** Short exercise **
Collect each line of the records containing the string "every".
### Given records
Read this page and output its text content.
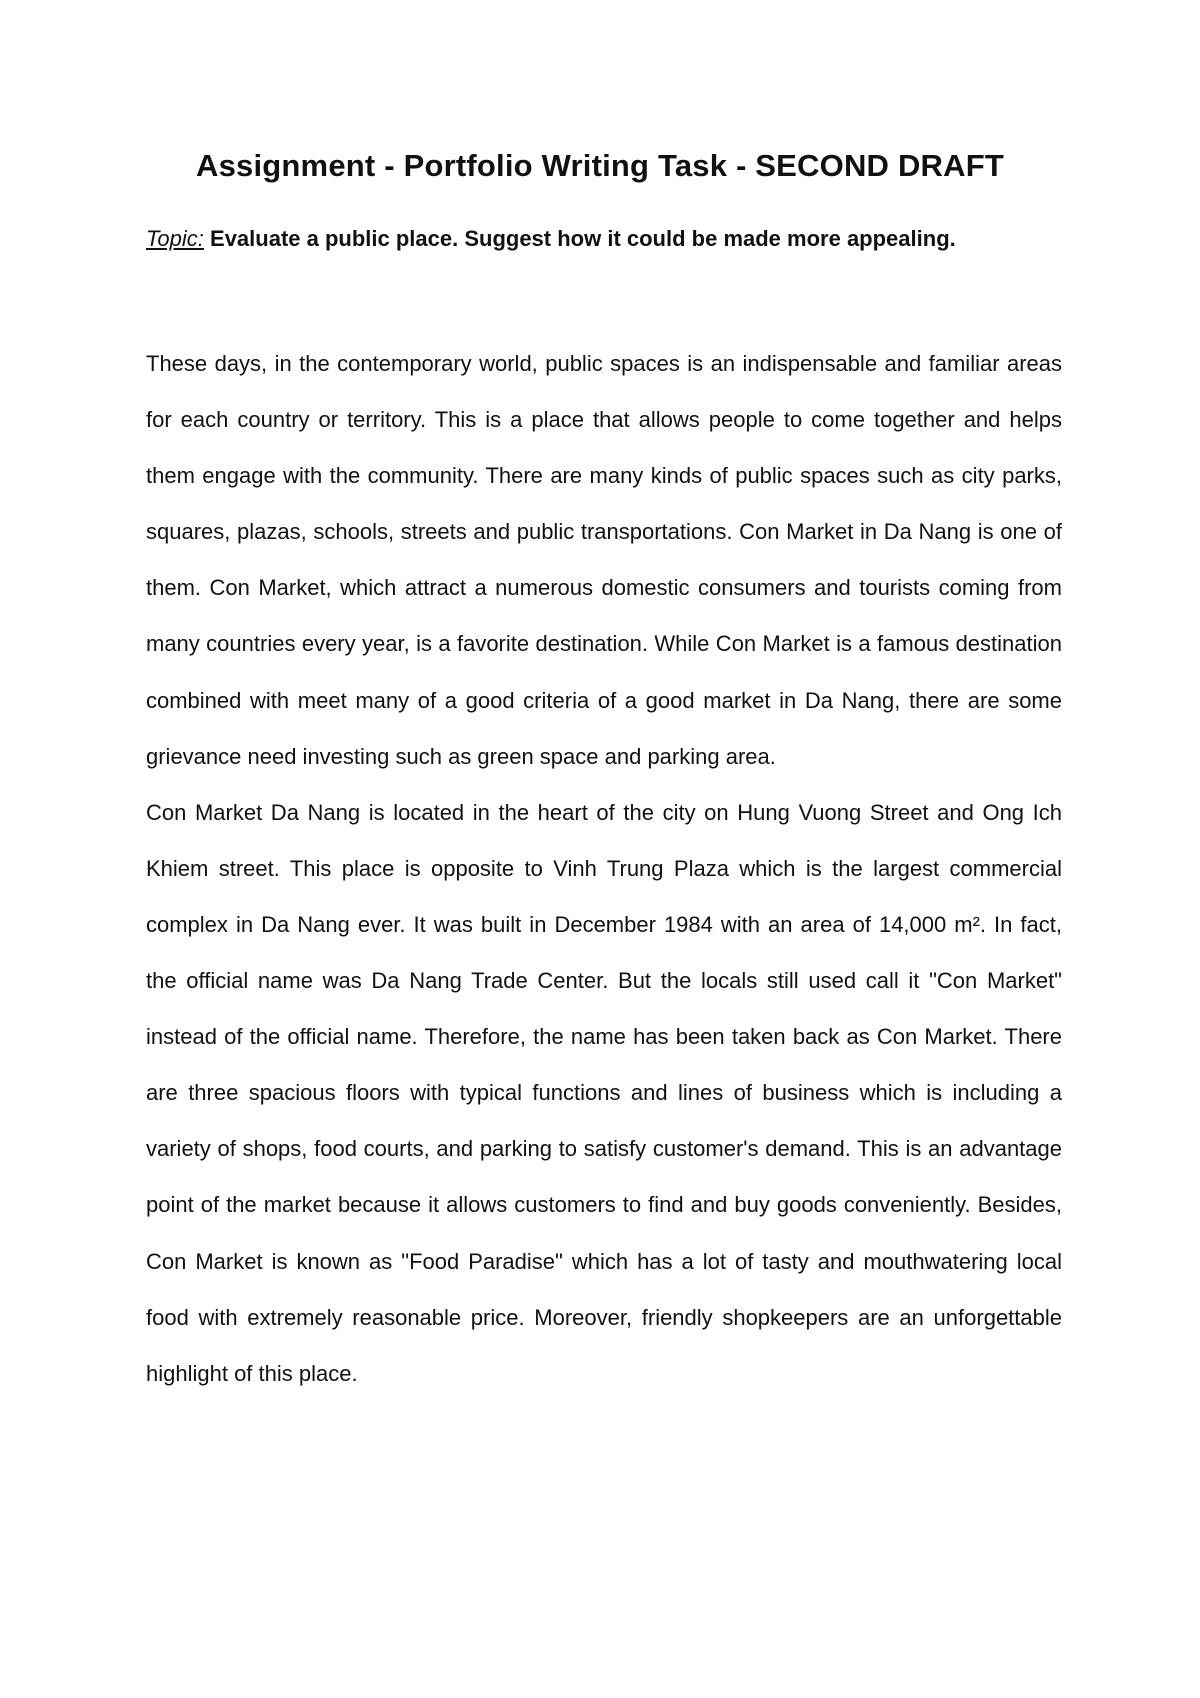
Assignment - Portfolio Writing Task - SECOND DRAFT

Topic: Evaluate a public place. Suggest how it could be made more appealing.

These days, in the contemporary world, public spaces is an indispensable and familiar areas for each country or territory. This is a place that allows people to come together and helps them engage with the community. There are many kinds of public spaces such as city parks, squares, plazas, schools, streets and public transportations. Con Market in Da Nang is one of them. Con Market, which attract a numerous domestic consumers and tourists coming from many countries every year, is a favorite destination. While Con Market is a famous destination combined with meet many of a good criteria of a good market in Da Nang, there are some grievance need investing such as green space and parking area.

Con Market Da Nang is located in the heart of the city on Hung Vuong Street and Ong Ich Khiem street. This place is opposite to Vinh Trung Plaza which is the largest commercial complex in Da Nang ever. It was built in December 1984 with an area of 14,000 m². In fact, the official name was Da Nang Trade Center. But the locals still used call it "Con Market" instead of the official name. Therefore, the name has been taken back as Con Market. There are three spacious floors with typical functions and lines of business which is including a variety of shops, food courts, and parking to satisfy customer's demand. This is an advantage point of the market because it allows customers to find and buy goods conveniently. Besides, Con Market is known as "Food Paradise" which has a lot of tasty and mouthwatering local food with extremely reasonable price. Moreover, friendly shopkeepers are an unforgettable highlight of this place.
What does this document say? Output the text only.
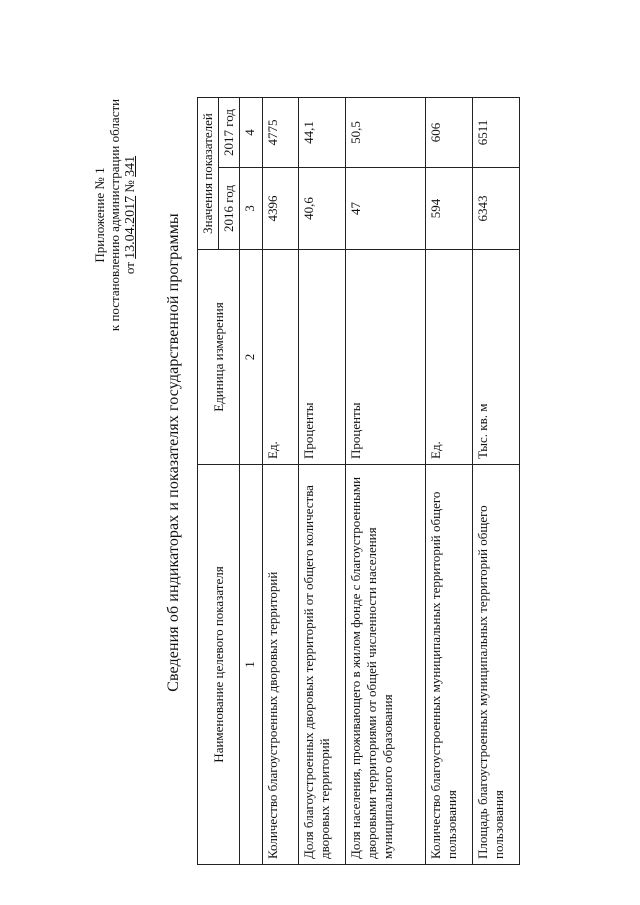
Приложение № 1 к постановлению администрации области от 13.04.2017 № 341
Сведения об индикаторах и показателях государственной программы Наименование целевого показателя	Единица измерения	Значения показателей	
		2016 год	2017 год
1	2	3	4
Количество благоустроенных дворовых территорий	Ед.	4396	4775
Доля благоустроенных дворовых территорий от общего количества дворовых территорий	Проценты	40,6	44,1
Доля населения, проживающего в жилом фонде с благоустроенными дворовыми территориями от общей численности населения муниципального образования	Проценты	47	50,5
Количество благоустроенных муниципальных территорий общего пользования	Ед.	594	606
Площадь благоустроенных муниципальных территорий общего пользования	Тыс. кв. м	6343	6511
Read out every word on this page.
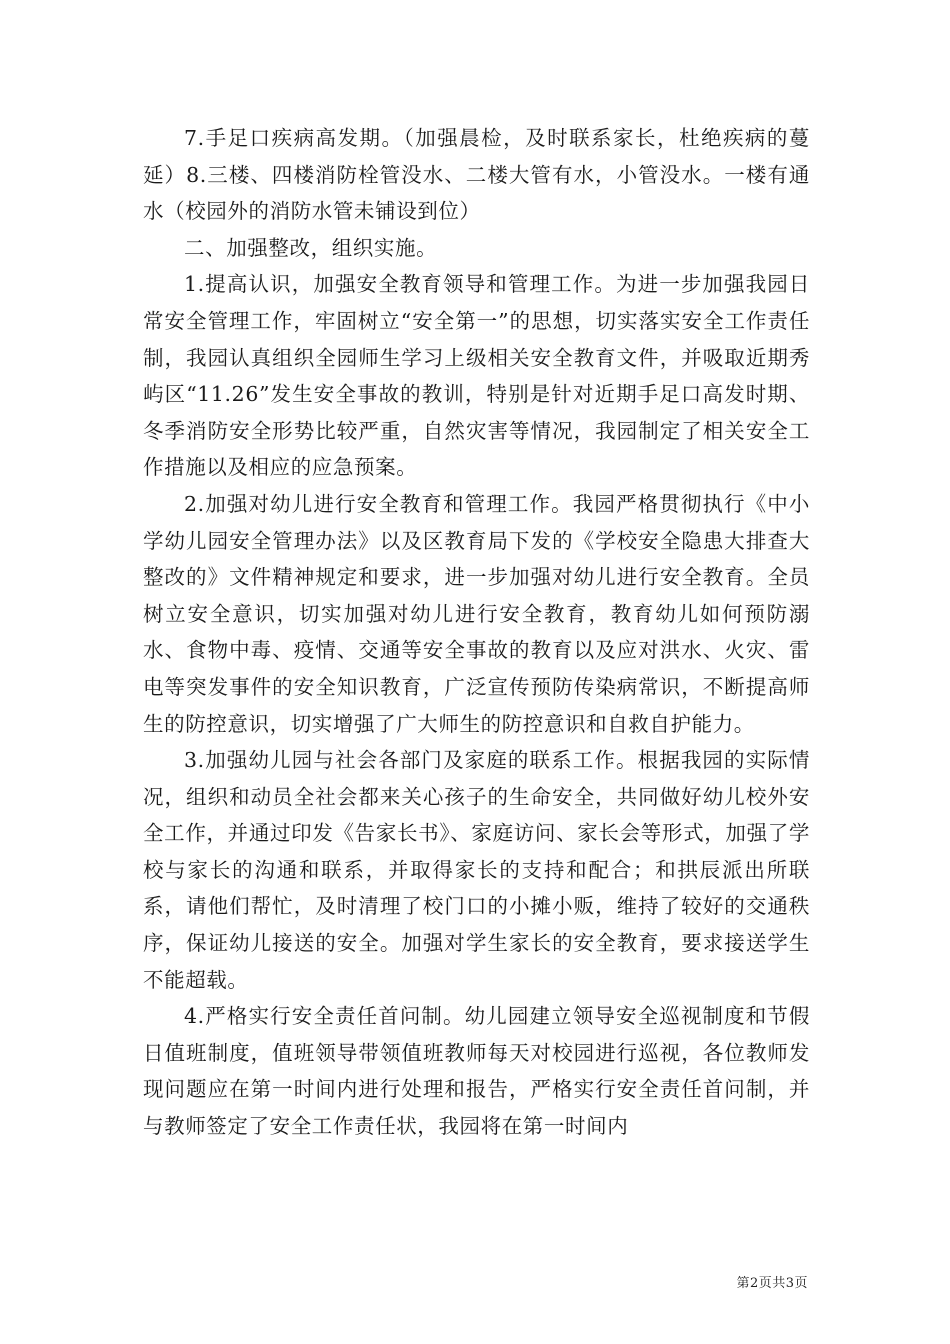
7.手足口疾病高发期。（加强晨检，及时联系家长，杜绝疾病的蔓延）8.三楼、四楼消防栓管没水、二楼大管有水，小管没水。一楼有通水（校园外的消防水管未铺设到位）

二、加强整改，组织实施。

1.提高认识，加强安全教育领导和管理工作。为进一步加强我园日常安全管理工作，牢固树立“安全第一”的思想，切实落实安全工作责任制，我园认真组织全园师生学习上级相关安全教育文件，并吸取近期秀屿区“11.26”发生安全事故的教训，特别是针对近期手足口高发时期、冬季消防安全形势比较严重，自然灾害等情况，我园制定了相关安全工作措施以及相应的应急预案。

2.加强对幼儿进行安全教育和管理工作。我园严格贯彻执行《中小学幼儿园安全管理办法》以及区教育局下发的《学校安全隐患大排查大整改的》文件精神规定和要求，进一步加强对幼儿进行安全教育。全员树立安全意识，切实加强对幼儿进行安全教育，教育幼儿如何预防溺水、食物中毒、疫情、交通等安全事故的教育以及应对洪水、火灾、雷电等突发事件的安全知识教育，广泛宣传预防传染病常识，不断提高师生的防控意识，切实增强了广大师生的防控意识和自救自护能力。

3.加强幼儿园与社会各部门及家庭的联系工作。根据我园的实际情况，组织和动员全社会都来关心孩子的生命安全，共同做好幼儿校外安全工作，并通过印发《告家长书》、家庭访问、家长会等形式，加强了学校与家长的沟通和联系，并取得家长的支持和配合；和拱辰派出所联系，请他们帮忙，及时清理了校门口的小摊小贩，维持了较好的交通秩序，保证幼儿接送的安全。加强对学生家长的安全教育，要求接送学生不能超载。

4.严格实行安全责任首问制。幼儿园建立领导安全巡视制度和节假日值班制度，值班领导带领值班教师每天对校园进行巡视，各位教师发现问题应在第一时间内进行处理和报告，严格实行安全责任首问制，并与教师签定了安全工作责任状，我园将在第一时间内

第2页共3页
######
** Output **
These days, in the contemporary world, public spaces is an indispensable and familiar areas for each country or territory. This is a place that allows people to come together and helps them engage with the community. There are many kinds of public spaces such as city parks, squares, plazas, schools, streets and public transportations. Con Market in Da Nang is one of them. Con Market, which attract a numerous domestic consumers and tourists coming from many countries every year, is a favorite destination. While Con Market is a famous destination combined with meet many of a good criteria of a good market in Da Nang, there are some grievance need investing such as green space and parking area.
Read out every word on this page.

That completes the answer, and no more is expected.